(Set exercise):
Report all lines holding "this".

Records from a collection
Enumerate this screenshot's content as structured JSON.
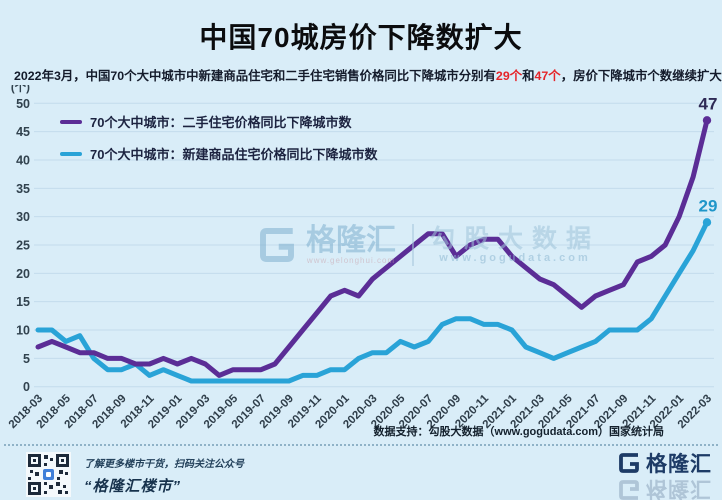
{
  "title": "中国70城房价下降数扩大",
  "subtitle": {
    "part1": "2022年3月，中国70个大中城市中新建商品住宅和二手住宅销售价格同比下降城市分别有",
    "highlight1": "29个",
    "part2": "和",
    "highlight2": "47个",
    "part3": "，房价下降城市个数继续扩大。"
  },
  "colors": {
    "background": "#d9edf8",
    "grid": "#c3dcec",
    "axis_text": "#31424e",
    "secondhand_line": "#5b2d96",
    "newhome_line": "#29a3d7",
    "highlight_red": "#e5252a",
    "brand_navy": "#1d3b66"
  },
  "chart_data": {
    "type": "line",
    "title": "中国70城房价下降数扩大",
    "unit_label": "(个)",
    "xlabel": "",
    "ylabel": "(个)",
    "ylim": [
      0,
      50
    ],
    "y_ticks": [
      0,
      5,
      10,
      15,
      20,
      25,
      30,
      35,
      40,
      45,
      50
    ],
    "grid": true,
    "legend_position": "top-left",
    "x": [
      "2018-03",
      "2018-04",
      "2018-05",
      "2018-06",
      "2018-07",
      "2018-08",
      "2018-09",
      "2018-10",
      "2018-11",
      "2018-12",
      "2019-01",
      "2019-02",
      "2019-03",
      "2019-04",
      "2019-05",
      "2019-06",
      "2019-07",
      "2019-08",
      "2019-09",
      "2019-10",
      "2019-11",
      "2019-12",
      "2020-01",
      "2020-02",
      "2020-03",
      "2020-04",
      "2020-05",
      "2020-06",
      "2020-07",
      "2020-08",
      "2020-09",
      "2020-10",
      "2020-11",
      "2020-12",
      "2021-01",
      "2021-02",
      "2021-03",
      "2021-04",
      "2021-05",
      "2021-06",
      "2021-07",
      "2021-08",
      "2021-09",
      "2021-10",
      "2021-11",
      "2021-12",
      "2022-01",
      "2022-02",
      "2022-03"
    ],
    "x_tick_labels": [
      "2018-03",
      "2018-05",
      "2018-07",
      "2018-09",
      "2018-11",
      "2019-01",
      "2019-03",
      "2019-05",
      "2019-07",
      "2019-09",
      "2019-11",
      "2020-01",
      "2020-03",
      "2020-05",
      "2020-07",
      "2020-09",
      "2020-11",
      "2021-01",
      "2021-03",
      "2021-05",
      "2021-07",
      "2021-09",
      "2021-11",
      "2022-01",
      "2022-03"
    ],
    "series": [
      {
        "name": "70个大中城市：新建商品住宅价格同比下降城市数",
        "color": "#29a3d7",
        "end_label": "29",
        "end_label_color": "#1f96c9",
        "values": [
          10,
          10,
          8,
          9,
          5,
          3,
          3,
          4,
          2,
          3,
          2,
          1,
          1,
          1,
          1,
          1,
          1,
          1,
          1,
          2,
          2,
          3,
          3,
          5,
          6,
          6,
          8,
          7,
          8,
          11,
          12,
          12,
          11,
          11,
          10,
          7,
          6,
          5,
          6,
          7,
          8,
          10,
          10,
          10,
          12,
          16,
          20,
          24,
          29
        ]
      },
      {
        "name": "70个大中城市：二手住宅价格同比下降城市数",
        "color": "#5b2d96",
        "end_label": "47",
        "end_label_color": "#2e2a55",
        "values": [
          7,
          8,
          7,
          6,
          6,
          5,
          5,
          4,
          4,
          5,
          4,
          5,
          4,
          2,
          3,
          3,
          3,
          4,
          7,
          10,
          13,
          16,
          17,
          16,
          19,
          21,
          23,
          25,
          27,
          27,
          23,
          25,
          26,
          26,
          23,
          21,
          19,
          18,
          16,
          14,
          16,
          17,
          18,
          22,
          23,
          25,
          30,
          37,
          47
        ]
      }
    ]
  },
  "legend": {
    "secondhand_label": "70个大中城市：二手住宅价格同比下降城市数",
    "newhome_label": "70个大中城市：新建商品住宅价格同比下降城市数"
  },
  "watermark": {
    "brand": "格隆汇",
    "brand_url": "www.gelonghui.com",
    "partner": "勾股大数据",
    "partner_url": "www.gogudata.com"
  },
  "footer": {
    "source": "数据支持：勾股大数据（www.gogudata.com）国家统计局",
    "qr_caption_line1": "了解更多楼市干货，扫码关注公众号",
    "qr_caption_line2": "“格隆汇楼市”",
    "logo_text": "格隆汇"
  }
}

...

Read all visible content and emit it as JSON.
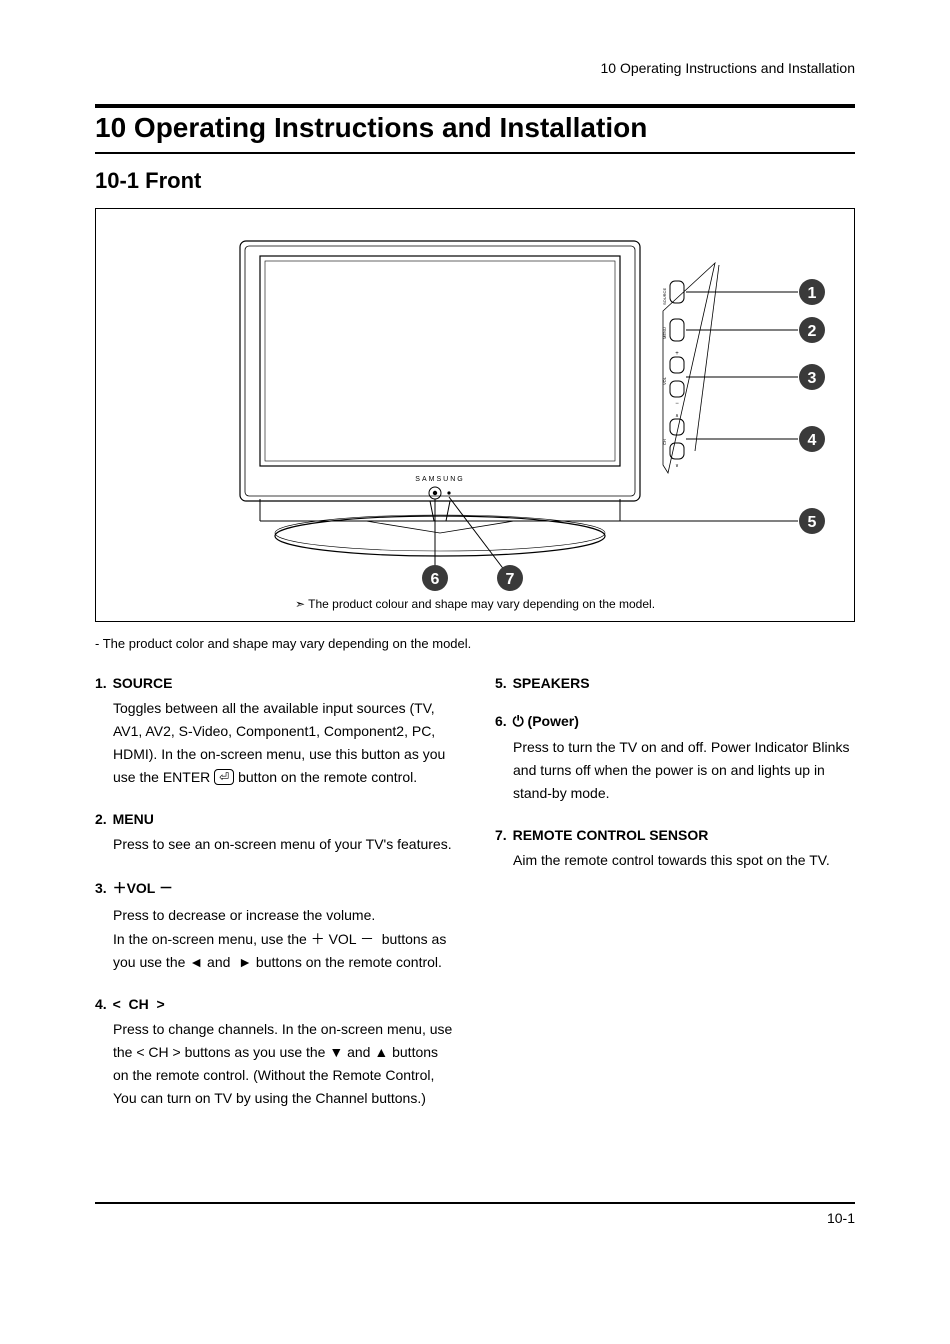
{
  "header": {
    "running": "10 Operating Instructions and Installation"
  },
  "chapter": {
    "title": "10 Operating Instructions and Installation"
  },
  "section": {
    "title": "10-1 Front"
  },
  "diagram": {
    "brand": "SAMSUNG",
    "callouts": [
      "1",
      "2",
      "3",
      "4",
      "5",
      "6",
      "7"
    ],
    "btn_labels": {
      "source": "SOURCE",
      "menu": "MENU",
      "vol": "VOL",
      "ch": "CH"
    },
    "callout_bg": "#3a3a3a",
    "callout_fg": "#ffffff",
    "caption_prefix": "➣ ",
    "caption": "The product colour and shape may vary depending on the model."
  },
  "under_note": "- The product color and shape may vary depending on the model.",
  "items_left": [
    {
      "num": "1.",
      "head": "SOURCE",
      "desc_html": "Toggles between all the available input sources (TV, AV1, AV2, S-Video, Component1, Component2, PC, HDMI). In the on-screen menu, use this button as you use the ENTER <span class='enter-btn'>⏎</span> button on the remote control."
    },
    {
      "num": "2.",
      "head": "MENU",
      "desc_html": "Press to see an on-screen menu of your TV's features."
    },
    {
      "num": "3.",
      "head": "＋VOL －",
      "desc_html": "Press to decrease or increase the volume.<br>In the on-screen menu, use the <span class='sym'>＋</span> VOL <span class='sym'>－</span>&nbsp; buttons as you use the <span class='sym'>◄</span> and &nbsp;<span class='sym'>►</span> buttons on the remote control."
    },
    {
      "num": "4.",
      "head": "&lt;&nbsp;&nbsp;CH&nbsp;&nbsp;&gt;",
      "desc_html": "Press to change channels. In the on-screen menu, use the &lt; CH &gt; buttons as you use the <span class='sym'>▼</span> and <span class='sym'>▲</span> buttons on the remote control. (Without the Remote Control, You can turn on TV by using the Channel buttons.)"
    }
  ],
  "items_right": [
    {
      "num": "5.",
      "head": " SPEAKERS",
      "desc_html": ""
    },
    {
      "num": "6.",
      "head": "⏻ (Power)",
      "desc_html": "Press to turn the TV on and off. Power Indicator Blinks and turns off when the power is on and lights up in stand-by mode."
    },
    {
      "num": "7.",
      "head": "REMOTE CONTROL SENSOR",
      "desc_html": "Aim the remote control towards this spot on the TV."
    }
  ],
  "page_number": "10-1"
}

(Written answer):
Enumerate this screenshot's content as structured JSON.
      "desc_html": "Toggles between all the available input sources (TV, AV1, AV2, S-Video, Component1, Component2, PC, HDMI). In the on-screen menu, use this button as you use the ENTER <span class='enter-btn'>⏎</span> button on the remote control."
      "desc_html": "Aim the remote control towards this spot on the TV."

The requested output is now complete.